== Supplied records ==
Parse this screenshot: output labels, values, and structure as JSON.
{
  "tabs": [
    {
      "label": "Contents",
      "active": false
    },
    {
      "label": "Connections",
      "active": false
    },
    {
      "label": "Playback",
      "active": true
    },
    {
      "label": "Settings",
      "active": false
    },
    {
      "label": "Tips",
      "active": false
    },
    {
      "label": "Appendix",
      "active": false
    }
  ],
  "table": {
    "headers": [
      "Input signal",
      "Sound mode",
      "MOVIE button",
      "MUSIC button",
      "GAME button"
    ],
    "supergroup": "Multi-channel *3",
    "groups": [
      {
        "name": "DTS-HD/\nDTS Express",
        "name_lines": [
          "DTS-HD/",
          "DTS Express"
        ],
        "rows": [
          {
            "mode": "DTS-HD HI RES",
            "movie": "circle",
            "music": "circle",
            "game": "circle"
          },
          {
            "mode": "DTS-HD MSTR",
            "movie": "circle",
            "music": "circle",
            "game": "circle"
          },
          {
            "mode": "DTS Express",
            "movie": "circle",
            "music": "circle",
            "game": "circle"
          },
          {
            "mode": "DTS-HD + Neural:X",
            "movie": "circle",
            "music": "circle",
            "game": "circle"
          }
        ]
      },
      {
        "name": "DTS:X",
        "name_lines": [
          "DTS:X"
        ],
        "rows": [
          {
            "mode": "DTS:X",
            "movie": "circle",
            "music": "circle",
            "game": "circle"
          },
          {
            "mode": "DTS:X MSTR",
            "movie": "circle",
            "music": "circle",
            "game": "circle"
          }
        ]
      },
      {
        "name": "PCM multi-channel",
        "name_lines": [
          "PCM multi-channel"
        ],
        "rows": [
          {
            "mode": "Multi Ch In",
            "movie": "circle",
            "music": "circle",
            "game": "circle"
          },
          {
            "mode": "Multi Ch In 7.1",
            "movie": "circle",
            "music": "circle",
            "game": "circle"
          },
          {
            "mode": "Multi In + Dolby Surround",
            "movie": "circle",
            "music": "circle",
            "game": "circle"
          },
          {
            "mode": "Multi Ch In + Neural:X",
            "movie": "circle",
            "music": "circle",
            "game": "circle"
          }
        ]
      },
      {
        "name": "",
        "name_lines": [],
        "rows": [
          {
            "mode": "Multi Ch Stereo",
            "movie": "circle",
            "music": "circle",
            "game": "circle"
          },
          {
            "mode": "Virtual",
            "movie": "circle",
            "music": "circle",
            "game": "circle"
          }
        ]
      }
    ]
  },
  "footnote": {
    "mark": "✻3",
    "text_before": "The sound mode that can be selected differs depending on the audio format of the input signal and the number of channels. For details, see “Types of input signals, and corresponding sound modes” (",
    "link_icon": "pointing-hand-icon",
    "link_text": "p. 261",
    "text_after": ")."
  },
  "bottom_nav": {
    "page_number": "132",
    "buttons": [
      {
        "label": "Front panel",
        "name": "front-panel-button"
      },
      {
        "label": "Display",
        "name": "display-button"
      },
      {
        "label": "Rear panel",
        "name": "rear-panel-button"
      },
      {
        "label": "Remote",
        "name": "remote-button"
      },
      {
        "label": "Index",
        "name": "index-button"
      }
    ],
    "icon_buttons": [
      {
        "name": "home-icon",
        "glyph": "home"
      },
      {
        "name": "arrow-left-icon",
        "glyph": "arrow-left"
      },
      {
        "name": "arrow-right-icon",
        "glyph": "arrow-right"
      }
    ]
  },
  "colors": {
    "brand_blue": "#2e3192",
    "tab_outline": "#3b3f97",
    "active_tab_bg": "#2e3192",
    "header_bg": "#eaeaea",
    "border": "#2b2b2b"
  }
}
===
▸ **Problem details**
Count each line above in which the string "glyph" appears, then state only the total.

▸ **Output for this exercise**
3